### Exercise details:
Can the data below be echoed back word for word?
## begin Extracted entries
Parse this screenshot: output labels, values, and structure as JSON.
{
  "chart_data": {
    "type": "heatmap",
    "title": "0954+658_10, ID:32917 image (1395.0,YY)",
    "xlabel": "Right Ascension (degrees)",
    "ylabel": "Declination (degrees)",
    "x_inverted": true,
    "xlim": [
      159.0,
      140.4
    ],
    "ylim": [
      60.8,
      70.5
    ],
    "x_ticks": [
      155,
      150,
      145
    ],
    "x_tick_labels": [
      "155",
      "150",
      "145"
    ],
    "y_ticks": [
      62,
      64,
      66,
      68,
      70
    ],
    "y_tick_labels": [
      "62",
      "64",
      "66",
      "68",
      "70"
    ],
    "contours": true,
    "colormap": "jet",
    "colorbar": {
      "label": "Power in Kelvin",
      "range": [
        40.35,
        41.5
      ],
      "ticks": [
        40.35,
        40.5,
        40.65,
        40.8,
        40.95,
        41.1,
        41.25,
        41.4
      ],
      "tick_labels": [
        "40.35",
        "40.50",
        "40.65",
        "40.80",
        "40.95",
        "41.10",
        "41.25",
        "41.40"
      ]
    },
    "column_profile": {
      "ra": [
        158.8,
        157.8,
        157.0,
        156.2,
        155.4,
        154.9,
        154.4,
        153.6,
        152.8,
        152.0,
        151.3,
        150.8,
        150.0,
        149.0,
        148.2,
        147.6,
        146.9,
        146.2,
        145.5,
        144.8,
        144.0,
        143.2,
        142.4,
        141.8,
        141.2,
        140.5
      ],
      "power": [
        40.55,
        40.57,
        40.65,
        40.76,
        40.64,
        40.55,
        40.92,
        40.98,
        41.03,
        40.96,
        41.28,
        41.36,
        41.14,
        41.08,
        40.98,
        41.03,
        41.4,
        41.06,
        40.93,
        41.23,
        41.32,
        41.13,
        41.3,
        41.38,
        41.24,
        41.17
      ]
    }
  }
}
## end Extracted entries
### Output:
Parse this screenshot: output labels, values, and structure as JSON.
{
  "chart_data": {
    "type": "heatmap",
    "title": "0954+658_10, ID:32917 image (1395.0,YY)",
    "xlabel": "Right Ascension (degrees)",
    "ylabel": "Declination (degrees)",
    "x_inverted": true,
    "xlim": [
      159.0,
      140.4
    ],
    "ylim": [
      60.8,
      70.5
    ],
    "x_ticks": [
      155,
      150,
      145
    ],
    "x_tick_labels": [
      "155",
      "150",
      "145"
    ],
    "y_ticks": [
      62,
      64,
      66,
      68,
      70
    ],
    "y_tick_labels": [
      "62",
      "64",
      "66",
      "68",
      "70"
    ],
    "contours": true,
    "colormap": "jet",
    "colorbar": {
      "label": "Power in Kelvin",
      "range": [
        40.35,
        41.5
      ],
      "ticks": [
        40.35,
        40.5,
        40.65,
        40.8,
        40.95,
        41.1,
        41.25,
        41.4
      ],
      "tick_labels": [
        "40.35",
        "40.50",
        "40.65",
        "40.80",
        "40.95",
        "41.10",
        "41.25",
        "41.40"
      ]
    },
    "column_profile": {
      "ra": [
        158.8,
        157.8,
        157.0,
        156.2,
        155.4,
        154.9,
        154.4,
        153.6,
        152.8,
        152.0,
        151.3,
        150.8,
        150.0,
        149.0,
        148.2,
        147.6,
        146.9,
        146.2,
        145.5,
        144.8,
        144.0,
        143.2,
        142.4,
        141.8,
        141.2,
        140.5
      ],
      "power": [
        40.55,
        40.57,
        40.65,
        40.76,
        40.64,
        40.55,
        40.92,
        40.98,
        41.03,
        40.96,
        41.28,
        41.36,
        41.14,
        41.08,
        40.98,
        41.03,
        41.4,
        41.06,
        40.93,
        41.23,
        41.32,
        41.13,
        41.3,
        41.38,
        41.24,
        41.17
      ]
    }
  }
}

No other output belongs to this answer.